Aim: Retype the listing that follows, word for word.

---------- Extracted entries

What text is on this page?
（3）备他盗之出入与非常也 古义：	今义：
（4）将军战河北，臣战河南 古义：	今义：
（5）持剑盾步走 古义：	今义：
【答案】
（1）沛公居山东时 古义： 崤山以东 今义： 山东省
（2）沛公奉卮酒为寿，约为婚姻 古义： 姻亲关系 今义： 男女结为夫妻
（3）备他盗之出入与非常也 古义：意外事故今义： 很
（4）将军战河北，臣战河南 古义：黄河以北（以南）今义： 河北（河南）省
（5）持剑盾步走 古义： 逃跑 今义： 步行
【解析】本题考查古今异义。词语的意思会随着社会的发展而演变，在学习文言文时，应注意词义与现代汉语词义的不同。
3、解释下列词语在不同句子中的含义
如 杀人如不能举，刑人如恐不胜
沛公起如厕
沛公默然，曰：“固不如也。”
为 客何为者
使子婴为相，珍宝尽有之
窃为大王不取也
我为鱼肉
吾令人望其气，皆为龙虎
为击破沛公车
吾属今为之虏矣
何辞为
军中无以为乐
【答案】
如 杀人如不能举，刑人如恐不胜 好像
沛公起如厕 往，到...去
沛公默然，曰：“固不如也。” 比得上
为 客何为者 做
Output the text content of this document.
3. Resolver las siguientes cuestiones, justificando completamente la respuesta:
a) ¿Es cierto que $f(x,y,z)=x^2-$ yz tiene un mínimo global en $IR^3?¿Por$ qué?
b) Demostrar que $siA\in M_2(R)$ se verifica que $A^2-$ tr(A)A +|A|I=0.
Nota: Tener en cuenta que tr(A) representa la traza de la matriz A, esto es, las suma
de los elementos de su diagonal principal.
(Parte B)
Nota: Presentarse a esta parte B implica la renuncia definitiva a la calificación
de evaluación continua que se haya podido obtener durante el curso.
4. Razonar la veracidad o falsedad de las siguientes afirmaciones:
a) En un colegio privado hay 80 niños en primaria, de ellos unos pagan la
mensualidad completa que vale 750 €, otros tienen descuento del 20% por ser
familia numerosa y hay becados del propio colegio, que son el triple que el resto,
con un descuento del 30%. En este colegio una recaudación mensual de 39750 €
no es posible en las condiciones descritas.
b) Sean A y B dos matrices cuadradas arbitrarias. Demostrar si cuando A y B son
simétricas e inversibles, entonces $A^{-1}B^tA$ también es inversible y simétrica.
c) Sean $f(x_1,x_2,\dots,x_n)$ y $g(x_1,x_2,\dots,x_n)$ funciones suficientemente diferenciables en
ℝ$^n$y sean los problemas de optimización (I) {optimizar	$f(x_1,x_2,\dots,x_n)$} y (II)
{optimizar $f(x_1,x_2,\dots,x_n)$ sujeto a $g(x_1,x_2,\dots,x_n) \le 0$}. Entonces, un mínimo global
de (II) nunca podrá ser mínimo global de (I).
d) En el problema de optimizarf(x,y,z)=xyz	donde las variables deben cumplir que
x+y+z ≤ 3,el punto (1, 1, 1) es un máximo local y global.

--------------------

Complete output:
What text is on this page?
（3）备他盗之出入与非常也 古义：	今义：
（4）将军战河北，臣战河南 古义：	今义：
（5）持剑盾步走 古义：	今义：
【答案】
（1）沛公居山东时 古义： 崤山以东 今义： 山东省
（2）沛公奉卮酒为寿，约为婚姻 古义： 姻亲关系 今义： 男女结为夫妻
（3）备他盗之出入与非常也 古义：意外事故今义： 很
（4）将军战河北，臣战河南 古义：黄河以北（以南）今义： 河北（河南）省
（5）持剑盾步走 古义： 逃跑 今义： 步行
【解析】本题考查古今异义。词语的意思会随着社会的发展而演变，在学习文言文时，应注意词义与现代汉语词义的不同。
3、解释下列词语在不同句子中的含义
如 杀人如不能举，刑人如恐不胜
沛公起如厕
沛公默然，曰：“固不如也。”
为 客何为者
使子婴为相，珍宝尽有之
窃为大王不取也
我为鱼肉
吾令人望其气，皆为龙虎
为击破沛公车
吾属今为之虏矣
何辞为
军中无以为乐
【答案】
如 杀人如不能举，刑人如恐不胜 好像
沛公起如厕 往，到...去
沛公默然，曰：“固不如也。” 比得上
为 客何为者 做
Output the text content of this document.
3. Resolver las siguientes cuestiones, justificando completamente la respuesta:
a) ¿Es cierto que $f(x,y,z)=x^2-$ yz tiene un mínimo global en $IR^3?¿Por$ qué?
b) Demostrar que $siA\in M_2(R)$ se verifica que $A^2-$ tr(A)A +|A|I=0.
Nota: Tener en cuenta que tr(A) representa la traza de la matriz A, esto es, las suma
de los elementos de su diagonal principal.
(Parte B)
Nota: Presentarse a esta parte B implica la renuncia definitiva a la calificación
de evaluación continua que se haya podido obtener durante el curso.
4. Razonar la veracidad o falsedad de las siguientes afirmaciones:
a) En un colegio privado hay 80 niños en primaria, de ellos unos pagan la
mensualidad completa que vale 750 €, otros tienen descuento del 20% por ser
familia numerosa y hay becados del propio colegio, que son el triple que el resto,
con un descuento del 30%. En este colegio una recaudación mensual de 39750 €
no es posible en las condiciones descritas.
b) Sean A y B dos matrices cuadradas arbitrarias. Demostrar si cuando A y B son
simétricas e inversibles, entonces $A^{-1}B^tA$ también es inversible y simétrica.
c) Sean $f(x_1,x_2,\dots,x_n)$ y $g(x_1,x_2,\dots,x_n)$ funciones suficientemente diferenciables en
ℝ$^n$y sean los problemas de optimización (I) {optimizar	$f(x_1,x_2,\dots,x_n)$} y (II)
{optimizar $f(x_1,x_2,\dots,x_n)$ sujeto a $g(x_1,x_2,\dots,x_n) \le 0$}. Entonces, un mínimo global
de (II) nunca podrá ser mínimo global de (I).
d) En el problema de optimizarf(x,y,z)=xyz	donde las variables deben cumplir que
x+y+z ≤ 3,el punto (1, 1, 1) es un máximo local y global.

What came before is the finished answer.